**Challenge**:
Here are some entries; quote each one exactly.

Extracted records
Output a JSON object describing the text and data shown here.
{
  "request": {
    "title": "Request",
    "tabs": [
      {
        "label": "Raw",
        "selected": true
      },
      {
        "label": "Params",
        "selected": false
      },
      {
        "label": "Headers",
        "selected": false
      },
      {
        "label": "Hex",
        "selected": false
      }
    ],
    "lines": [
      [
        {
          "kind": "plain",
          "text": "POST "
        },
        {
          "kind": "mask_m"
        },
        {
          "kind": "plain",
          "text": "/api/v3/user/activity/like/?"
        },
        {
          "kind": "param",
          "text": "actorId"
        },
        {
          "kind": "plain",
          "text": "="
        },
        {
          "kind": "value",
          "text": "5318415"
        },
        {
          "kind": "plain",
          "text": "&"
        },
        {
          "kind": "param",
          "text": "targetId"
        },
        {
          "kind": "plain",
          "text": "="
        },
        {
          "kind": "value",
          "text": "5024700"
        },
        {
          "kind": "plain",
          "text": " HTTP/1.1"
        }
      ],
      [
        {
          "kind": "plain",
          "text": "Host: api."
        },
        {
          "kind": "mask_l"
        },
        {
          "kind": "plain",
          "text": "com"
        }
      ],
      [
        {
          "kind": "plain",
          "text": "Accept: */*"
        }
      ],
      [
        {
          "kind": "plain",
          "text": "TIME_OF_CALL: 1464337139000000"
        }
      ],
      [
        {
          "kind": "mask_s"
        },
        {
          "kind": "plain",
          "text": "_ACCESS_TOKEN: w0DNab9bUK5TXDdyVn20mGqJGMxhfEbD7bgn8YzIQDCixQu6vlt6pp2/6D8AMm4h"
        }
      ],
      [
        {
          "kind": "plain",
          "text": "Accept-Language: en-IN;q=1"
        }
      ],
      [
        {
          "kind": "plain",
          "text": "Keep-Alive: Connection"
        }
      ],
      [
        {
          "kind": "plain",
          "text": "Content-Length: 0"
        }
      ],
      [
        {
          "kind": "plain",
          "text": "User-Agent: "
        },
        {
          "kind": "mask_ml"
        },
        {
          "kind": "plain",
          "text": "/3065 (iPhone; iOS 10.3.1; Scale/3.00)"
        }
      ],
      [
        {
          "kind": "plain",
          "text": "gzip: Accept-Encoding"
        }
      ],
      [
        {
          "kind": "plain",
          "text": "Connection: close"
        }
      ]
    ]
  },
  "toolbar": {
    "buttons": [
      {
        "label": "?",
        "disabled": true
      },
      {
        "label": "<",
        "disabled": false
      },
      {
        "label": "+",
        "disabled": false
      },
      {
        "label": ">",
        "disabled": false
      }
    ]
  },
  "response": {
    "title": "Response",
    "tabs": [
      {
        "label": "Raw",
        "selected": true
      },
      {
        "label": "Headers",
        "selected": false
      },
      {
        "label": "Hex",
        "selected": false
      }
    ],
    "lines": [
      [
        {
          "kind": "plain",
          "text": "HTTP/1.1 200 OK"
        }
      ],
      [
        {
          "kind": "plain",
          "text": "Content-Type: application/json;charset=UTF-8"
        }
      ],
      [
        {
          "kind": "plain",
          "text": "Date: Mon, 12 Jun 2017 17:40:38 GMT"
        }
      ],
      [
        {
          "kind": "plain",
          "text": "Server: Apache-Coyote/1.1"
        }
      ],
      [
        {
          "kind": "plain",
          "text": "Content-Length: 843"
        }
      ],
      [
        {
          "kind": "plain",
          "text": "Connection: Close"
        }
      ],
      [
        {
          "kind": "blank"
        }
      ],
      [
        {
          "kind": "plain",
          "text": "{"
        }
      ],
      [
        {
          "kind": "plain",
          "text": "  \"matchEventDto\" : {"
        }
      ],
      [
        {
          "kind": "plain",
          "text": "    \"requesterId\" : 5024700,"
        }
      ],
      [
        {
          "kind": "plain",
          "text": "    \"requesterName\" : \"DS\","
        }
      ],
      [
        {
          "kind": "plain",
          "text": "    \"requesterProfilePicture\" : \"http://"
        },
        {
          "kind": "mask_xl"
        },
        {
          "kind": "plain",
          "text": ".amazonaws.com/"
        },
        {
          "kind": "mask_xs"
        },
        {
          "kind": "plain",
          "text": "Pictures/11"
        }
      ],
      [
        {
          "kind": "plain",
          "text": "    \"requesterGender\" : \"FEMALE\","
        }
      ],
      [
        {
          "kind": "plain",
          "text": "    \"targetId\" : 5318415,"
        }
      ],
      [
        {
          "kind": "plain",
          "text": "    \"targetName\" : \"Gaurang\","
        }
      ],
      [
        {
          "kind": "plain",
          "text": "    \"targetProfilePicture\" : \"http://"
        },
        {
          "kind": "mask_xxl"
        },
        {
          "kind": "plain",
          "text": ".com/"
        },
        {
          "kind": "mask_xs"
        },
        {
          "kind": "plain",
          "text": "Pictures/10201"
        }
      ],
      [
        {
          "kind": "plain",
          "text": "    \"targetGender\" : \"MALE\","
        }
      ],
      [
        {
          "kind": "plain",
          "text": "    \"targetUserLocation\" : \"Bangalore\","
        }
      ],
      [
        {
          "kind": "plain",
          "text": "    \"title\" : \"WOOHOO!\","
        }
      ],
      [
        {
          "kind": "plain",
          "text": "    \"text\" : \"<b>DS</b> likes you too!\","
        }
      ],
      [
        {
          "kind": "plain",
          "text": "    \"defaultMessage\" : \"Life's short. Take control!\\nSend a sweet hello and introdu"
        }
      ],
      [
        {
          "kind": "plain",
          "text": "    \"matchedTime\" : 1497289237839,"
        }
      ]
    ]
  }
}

**Expected answer**:
Output a JSON object describing the text and data shown here.
{
  "request": {
    "title": "Request",
    "tabs": [
      {
        "label": "Raw",
        "selected": true
      },
      {
        "label": "Params",
        "selected": false
      },
      {
        "label": "Headers",
        "selected": false
      },
      {
        "label": "Hex",
        "selected": false
      }
    ],
    "lines": [
      [
        {
          "kind": "plain",
          "text": "POST "
        },
        {
          "kind": "mask_m"
        },
        {
          "kind": "plain",
          "text": "/api/v3/user/activity/like/?"
        },
        {
          "kind": "param",
          "text": "actorId"
        },
        {
          "kind": "plain",
          "text": "="
        },
        {
          "kind": "value",
          "text": "5318415"
        },
        {
          "kind": "plain",
          "text": "&"
        },
        {
          "kind": "param",
          "text": "targetId"
        },
        {
          "kind": "plain",
          "text": "="
        },
        {
          "kind": "value",
          "text": "5024700"
        },
        {
          "kind": "plain",
          "text": " HTTP/1.1"
        }
      ],
      [
        {
          "kind": "plain",
          "text": "Host: api."
        },
        {
          "kind": "mask_l"
        },
        {
          "kind": "plain",
          "text": "com"
        }
      ],
      [
        {
          "kind": "plain",
          "text": "Accept: */*"
        }
      ],
      [
        {
          "kind": "plain",
          "text": "TIME_OF_CALL: 1464337139000000"
        }
      ],
      [
        {
          "kind": "mask_s"
        },
        {
          "kind": "plain",
          "text": "_ACCESS_TOKEN: w0DNab9bUK5TXDdyVn20mGqJGMxhfEbD7bgn8YzIQDCixQu6vlt6pp2/6D8AMm4h"
        }
      ],
      [
        {
          "kind": "plain",
          "text": "Accept-Language: en-IN;q=1"
        }
      ],
      [
        {
          "kind": "plain",
          "text": "Keep-Alive: Connection"
        }
      ],
      [
        {
          "kind": "plain",
          "text": "Content-Length: 0"
        }
      ],
      [
        {
          "kind": "plain",
          "text": "User-Agent: "
        },
        {
          "kind": "mask_ml"
        },
        {
          "kind": "plain",
          "text": "/3065 (iPhone; iOS 10.3.1; Scale/3.00)"
        }
      ],
      [
        {
          "kind": "plain",
          "text": "gzip: Accept-Encoding"
        }
      ],
      [
        {
          "kind": "plain",
          "text": "Connection: close"
        }
      ]
    ]
  },
  "toolbar": {
    "buttons": [
      {
        "label": "?",
        "disabled": true
      },
      {
        "label": "<",
        "disabled": false
      },
      {
        "label": "+",
        "disabled": false
      },
      {
        "label": ">",
        "disabled": false
      }
    ]
  },
  "response": {
    "title": "Response",
    "tabs": [
      {
        "label": "Raw",
        "selected": true
      },
      {
        "label": "Headers",
        "selected": false
      },
      {
        "label": "Hex",
        "selected": false
      }
    ],
    "lines": [
      [
        {
          "kind": "plain",
          "text": "HTTP/1.1 200 OK"
        }
      ],
      [
        {
          "kind": "plain",
          "text": "Content-Type: application/json;charset=UTF-8"
        }
      ],
      [
        {
          "kind": "plain",
          "text": "Date: Mon, 12 Jun 2017 17:40:38 GMT"
        }
      ],
      [
        {
          "kind": "plain",
          "text": "Server: Apache-Coyote/1.1"
        }
      ],
      [
        {
          "kind": "plain",
          "text": "Content-Length: 843"
        }
      ],
      [
        {
          "kind": "plain",
          "text": "Connection: Close"
        }
      ],
      [
        {
          "kind": "blank"
        }
      ],
      [
        {
          "kind": "plain",
          "text": "{"
        }
      ],
      [
        {
          "kind": "plain",
          "text": "  \"matchEventDto\" : {"
        }
      ],
      [
        {
          "kind": "plain",
          "text": "    \"requesterId\" : 5024700,"
        }
      ],
      [
        {
          "kind": "plain",
          "text": "    \"requesterName\" : \"DS\","
        }
      ],
      [
        {
          "kind": "plain",
          "text": "    \"requesterProfilePicture\" : \"http://"
        },
        {
          "kind": "mask_xl"
        },
        {
          "kind": "plain",
          "text": ".amazonaws.com/"
        },
        {
          "kind": "mask_xs"
        },
        {
          "kind": "plain",
          "text": "Pictures/11"
        }
      ],
      [
        {
          "kind": "plain",
          "text": "    \"requesterGender\" : \"FEMALE\","
        }
      ],
      [
        {
          "kind": "plain",
          "text": "    \"targetId\" : 5318415,"
        }
      ],
      [
        {
          "kind": "plain",
          "text": "    \"targetName\" : \"Gaurang\","
        }
      ],
      [
        {
          "kind": "plain",
          "text": "    \"targetProfilePicture\" : \"http://"
        },
        {
          "kind": "mask_xxl"
        },
        {
          "kind": "plain",
          "text": ".com/"
        },
        {
          "kind": "mask_xs"
        },
        {
          "kind": "plain",
          "text": "Pictures/10201"
        }
      ],
      [
        {
          "kind": "plain",
          "text": "    \"targetGender\" : \"MALE\","
        }
      ],
      [
        {
          "kind": "plain",
          "text": "    \"targetUserLocation\" : \"Bangalore\","
        }
      ],
      [
        {
          "kind": "plain",
          "text": "    \"title\" : \"WOOHOO!\","
        }
      ],
      [
        {
          "kind": "plain",
          "text": "    \"text\" : \"<b>DS</b> likes you too!\","
        }
      ],
      [
        {
          "kind": "plain",
          "text": "    \"defaultMessage\" : \"Life's short. Take control!\\nSend a sweet hello and introdu"
        }
      ],
      [
        {
          "kind": "plain",
          "text": "    \"matchedTime\" : 1497289237839,"
        }
      ]
    ]
  }
}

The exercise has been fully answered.